Please copy all the lines that follow, word for word.

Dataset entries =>

# # # #

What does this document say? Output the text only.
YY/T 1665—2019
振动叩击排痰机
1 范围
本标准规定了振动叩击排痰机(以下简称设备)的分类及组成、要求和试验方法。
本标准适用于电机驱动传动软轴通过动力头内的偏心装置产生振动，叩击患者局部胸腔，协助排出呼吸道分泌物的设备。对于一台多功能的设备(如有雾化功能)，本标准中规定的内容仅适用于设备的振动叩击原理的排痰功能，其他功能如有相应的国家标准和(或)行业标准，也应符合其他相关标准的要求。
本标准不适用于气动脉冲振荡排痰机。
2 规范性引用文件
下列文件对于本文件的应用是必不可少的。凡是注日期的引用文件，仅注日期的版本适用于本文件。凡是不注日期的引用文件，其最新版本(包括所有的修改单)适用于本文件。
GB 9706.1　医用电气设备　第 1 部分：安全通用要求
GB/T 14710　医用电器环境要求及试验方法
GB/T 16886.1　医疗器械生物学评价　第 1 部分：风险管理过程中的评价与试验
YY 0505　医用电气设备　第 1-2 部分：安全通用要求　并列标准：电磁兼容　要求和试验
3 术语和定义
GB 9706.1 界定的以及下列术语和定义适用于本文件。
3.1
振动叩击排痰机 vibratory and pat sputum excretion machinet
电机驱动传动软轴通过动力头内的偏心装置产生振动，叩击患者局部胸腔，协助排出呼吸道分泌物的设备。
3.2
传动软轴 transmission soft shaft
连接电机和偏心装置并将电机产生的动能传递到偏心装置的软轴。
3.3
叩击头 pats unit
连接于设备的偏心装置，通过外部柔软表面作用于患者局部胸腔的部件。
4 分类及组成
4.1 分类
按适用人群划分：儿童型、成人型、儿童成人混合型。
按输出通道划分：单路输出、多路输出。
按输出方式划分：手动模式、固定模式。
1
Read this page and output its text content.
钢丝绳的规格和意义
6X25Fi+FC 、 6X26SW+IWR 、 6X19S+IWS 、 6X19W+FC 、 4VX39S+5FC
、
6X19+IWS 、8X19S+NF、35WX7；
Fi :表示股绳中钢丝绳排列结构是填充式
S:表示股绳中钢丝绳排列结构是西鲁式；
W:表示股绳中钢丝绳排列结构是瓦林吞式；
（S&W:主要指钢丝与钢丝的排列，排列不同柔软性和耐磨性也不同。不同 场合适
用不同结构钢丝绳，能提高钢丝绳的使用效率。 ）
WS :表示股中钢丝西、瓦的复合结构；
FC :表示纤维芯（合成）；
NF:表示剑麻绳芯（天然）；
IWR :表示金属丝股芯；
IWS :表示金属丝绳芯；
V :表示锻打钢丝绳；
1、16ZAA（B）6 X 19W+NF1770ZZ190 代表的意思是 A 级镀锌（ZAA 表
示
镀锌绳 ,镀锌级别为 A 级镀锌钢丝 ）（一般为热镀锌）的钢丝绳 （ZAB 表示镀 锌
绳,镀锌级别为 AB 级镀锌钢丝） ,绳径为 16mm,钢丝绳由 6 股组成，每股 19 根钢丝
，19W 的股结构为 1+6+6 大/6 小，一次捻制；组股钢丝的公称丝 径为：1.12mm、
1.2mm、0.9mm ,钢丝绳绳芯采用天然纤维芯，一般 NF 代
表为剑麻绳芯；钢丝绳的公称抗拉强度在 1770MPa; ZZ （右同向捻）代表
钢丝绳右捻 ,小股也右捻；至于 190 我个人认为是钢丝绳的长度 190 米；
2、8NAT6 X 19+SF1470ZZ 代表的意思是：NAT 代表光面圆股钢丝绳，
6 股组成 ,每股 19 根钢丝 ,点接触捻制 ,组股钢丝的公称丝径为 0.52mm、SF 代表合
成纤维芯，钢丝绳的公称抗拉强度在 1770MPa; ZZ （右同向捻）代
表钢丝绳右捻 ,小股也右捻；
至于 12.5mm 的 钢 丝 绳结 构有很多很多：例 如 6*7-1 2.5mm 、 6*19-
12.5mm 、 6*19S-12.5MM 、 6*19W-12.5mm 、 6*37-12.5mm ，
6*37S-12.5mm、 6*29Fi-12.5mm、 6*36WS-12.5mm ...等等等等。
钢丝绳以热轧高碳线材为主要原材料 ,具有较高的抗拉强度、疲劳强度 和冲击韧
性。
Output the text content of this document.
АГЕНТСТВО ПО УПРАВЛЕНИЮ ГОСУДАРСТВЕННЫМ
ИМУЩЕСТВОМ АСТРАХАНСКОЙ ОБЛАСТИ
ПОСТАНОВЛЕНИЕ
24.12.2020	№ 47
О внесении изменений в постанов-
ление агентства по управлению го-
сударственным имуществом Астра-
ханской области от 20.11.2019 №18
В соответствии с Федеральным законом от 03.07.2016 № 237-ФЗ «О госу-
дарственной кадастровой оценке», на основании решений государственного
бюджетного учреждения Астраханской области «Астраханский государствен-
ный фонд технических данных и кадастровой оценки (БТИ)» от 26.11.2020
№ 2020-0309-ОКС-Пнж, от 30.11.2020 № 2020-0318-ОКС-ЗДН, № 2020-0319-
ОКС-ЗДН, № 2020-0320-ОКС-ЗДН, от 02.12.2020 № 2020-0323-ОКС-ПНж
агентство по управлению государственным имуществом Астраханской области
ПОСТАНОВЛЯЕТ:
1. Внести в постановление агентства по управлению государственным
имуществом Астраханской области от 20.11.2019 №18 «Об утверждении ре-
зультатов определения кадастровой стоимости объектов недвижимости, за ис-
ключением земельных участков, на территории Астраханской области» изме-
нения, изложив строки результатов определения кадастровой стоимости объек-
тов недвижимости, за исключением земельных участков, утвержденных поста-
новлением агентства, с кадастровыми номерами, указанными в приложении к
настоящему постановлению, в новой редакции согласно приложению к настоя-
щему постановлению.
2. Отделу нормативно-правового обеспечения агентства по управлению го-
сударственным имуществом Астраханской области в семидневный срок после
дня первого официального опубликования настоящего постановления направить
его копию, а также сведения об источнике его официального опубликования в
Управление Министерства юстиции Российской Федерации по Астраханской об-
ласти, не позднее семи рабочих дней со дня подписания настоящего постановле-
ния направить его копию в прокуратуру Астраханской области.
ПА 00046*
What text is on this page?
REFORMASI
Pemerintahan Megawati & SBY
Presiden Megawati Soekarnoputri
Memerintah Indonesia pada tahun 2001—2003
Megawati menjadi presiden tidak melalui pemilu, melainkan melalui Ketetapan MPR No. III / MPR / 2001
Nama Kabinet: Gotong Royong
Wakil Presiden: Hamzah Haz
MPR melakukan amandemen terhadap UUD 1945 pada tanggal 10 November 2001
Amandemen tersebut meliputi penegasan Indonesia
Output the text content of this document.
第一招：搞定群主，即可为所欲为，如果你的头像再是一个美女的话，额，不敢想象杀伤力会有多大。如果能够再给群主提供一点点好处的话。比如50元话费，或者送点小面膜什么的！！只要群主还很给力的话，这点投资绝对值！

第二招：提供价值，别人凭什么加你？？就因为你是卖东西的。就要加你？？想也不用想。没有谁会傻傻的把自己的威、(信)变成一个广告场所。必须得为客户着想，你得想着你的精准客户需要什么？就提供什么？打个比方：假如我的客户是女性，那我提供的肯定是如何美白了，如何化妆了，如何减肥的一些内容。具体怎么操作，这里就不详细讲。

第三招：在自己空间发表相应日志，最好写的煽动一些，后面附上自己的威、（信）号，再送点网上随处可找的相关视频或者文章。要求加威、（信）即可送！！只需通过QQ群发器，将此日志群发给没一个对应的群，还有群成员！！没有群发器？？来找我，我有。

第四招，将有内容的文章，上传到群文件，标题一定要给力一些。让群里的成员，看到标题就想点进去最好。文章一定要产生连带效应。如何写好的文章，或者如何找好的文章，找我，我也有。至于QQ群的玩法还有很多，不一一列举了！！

# # # #

Task answer =>
What does this document say? Output the text only.
YY/T 1665—2019
振动叩击排痰机
1 范围
本标准规定了振动叩击排痰机(以下简称设备)的分类及组成、要求和试验方法。
本标准适用于电机驱动传动软轴通过动力头内的偏心装置产生振动，叩击患者局部胸腔，协助排出呼吸道分泌物的设备。对于一台多功能的设备(如有雾化功能)，本标准中规定的内容仅适用于设备的振动叩击原理的排痰功能，其他功能如有相应的国家标准和(或)行业标准，也应符合其他相关标准的要求。
本标准不适用于气动脉冲振荡排痰机。
2 规范性引用文件
下列文件对于本文件的应用是必不可少的。凡是注日期的引用文件，仅注日期的版本适用于本文件。凡是不注日期的引用文件，其最新版本(包括所有的修改单)适用于本文件。
GB 9706.1　医用电气设备　第 1 部分：安全通用要求
GB/T 14710　医用电器环境要求及试验方法
GB/T 16886.1　医疗器械生物学评价　第 1 部分：风险管理过程中的评价与试验
YY 0505　医用电气设备　第 1-2 部分：安全通用要求　并列标准：电磁兼容　要求和试验
3 术语和定义
GB 9706.1 界定的以及下列术语和定义适用于本文件。
3.1
振动叩击排痰机 vibratory and pat sputum excretion machinet
电机驱动传动软轴通过动力头内的偏心装置产生振动，叩击患者局部胸腔，协助排出呼吸道分泌物的设备。
3.2
传动软轴 transmission soft shaft
连接电机和偏心装置并将电机产生的动能传递到偏心装置的软轴。
3.3
叩击头 pats unit
连接于设备的偏心装置，通过外部柔软表面作用于患者局部胸腔的部件。
4 分类及组成
4.1 分类
按适用人群划分：儿童型、成人型、儿童成人混合型。
按输出通道划分：单路输出、多路输出。
按输出方式划分：手动模式、固定模式。
1
Read this page and output its text content.
钢丝绳的规格和意义
6X25Fi+FC 、 6X26SW+IWR 、 6X19S+IWS 、 6X19W+FC 、 4VX39S+5FC
、
6X19+IWS 、8X19S+NF、35WX7；
Fi :表示股绳中钢丝绳排列结构是填充式
S:表示股绳中钢丝绳排列结构是西鲁式；
W:表示股绳中钢丝绳排列结构是瓦林吞式；
（S&W:主要指钢丝与钢丝的排列，排列不同柔软性和耐磨性也不同。不同 场合适
用不同结构钢丝绳，能提高钢丝绳的使用效率。 ）
WS :表示股中钢丝西、瓦的复合结构；
FC :表示纤维芯（合成）；
NF:表示剑麻绳芯（天然）；
IWR :表示金属丝股芯；
IWS :表示金属丝绳芯；
V :表示锻打钢丝绳；
1、16ZAA（B）6 X 19W+NF1770ZZ190 代表的意思是 A 级镀锌（ZAA 表
示
镀锌绳 ,镀锌级别为 A 级镀锌钢丝 ）（一般为热镀锌）的钢丝绳 （ZAB 表示镀 锌
绳,镀锌级别为 AB 级镀锌钢丝） ,绳径为 16mm,钢丝绳由 6 股组成，每股 19 根钢丝
，19W 的股结构为 1+6+6 大/6 小，一次捻制；组股钢丝的公称丝 径为：1.12mm、
1.2mm、0.9mm ,钢丝绳绳芯采用天然纤维芯，一般 NF 代
表为剑麻绳芯；钢丝绳的公称抗拉强度在 1770MPa; ZZ （右同向捻）代表
钢丝绳右捻 ,小股也右捻；至于 190 我个人认为是钢丝绳的长度 190 米；
2、8NAT6 X 19+SF1470ZZ 代表的意思是：NAT 代表光面圆股钢丝绳，
6 股组成 ,每股 19 根钢丝 ,点接触捻制 ,组股钢丝的公称丝径为 0.52mm、SF 代表合
成纤维芯，钢丝绳的公称抗拉强度在 1770MPa; ZZ （右同向捻）代
表钢丝绳右捻 ,小股也右捻；
至于 12.5mm 的 钢 丝 绳结 构有很多很多：例 如 6*7-1 2.5mm 、 6*19-
12.5mm 、 6*19S-12.5MM 、 6*19W-12.5mm 、 6*37-12.5mm ，
6*37S-12.5mm、 6*29Fi-12.5mm、 6*36WS-12.5mm ...等等等等。
钢丝绳以热轧高碳线材为主要原材料 ,具有较高的抗拉强度、疲劳强度 和冲击韧
性。
Output the text content of this document.
АГЕНТСТВО ПО УПРАВЛЕНИЮ ГОСУДАРСТВЕННЫМ
ИМУЩЕСТВОМ АСТРАХАНСКОЙ ОБЛАСТИ
ПОСТАНОВЛЕНИЕ
24.12.2020	№ 47
О внесении изменений в постанов-
ление агентства по управлению го-
сударственным имуществом Астра-
ханской области от 20.11.2019 №18
В соответствии с Федеральным законом от 03.07.2016 № 237-ФЗ «О госу-
дарственной кадастровой оценке», на основании решений государственного
бюджетного учреждения Астраханской области «Астраханский государствен-
ный фонд технических данных и кадастровой оценки (БТИ)» от 26.11.2020
№ 2020-0309-ОКС-Пнж, от 30.11.2020 № 2020-0318-ОКС-ЗДН, № 2020-0319-
ОКС-ЗДН, № 2020-0320-ОКС-ЗДН, от 02.12.2020 № 2020-0323-ОКС-ПНж
агентство по управлению государственным имуществом Астраханской области
ПОСТАНОВЛЯЕТ:
1. Внести в постановление агентства по управлению государственным
имуществом Астраханской области от 20.11.2019 №18 «Об утверждении ре-
зультатов определения кадастровой стоимости объектов недвижимости, за ис-
ключением земельных участков, на территории Астраханской области» изме-
нения, изложив строки результатов определения кадастровой стоимости объек-
тов недвижимости, за исключением земельных участков, утвержденных поста-
новлением агентства, с кадастровыми номерами, указанными в приложении к
настоящему постановлению, в новой редакции согласно приложению к настоя-
щему постановлению.
2. Отделу нормативно-правового обеспечения агентства по управлению го-
сударственным имуществом Астраханской области в семидневный срок после
дня первого официального опубликования настоящего постановления направить
его копию, а также сведения об источнике его официального опубликования в
Управление Министерства юстиции Российской Федерации по Астраханской об-
ласти, не позднее семи рабочих дней со дня подписания настоящего постановле-
ния направить его копию в прокуратуру Астраханской области.
ПА 00046*
What text is on this page?
REFORMASI
Pemerintahan Megawati & SBY
Presiden Megawati Soekarnoputri
Memerintah Indonesia pada tahun 2001—2003
Megawati menjadi presiden tidak melalui pemilu, melainkan melalui Ketetapan MPR No. III / MPR / 2001
Nama Kabinet: Gotong Royong
Wakil Presiden: Hamzah Haz
MPR melakukan amandemen terhadap UUD 1945 pada tanggal 10 November 2001
Amandemen tersebut meliputi penegasan Indonesia
Output the text content of this document.
第一招：搞定群主，即可为所欲为，如果你的头像再是一个美女的话，额，不敢想象杀伤力会有多大。如果能够再给群主提供一点点好处的话。比如50元话费，或者送点小面膜什么的！！只要群主还很给力的话，这点投资绝对值！

第二招：提供价值，别人凭什么加你？？就因为你是卖东西的。就要加你？？想也不用想。没有谁会傻傻的把自己的威、(信)变成一个广告场所。必须得为客户着想，你得想着你的精准客户需要什么？就提供什么？打个比方：假如我的客户是女性，那我提供的肯定是如何美白了，如何化妆了，如何减肥的一些内容。具体怎么操作，这里就不详细讲。

第三招：在自己空间发表相应日志，最好写的煽动一些，后面附上自己的威、（信）号，再送点网上随处可找的相关视频或者文章。要求加威、（信）即可送！！只需通过QQ群发器，将此日志群发给没一个对应的群，还有群成员！！没有群发器？？来找我，我有。

第四招，将有内容的文章，上传到群文件，标题一定要给力一些。让群里的成员，看到标题就想点进去最好。文章一定要产生连带效应。如何写好的文章，或者如何找好的文章，找我，我也有。至于QQ群的玩法还有很多，不一一列举了！！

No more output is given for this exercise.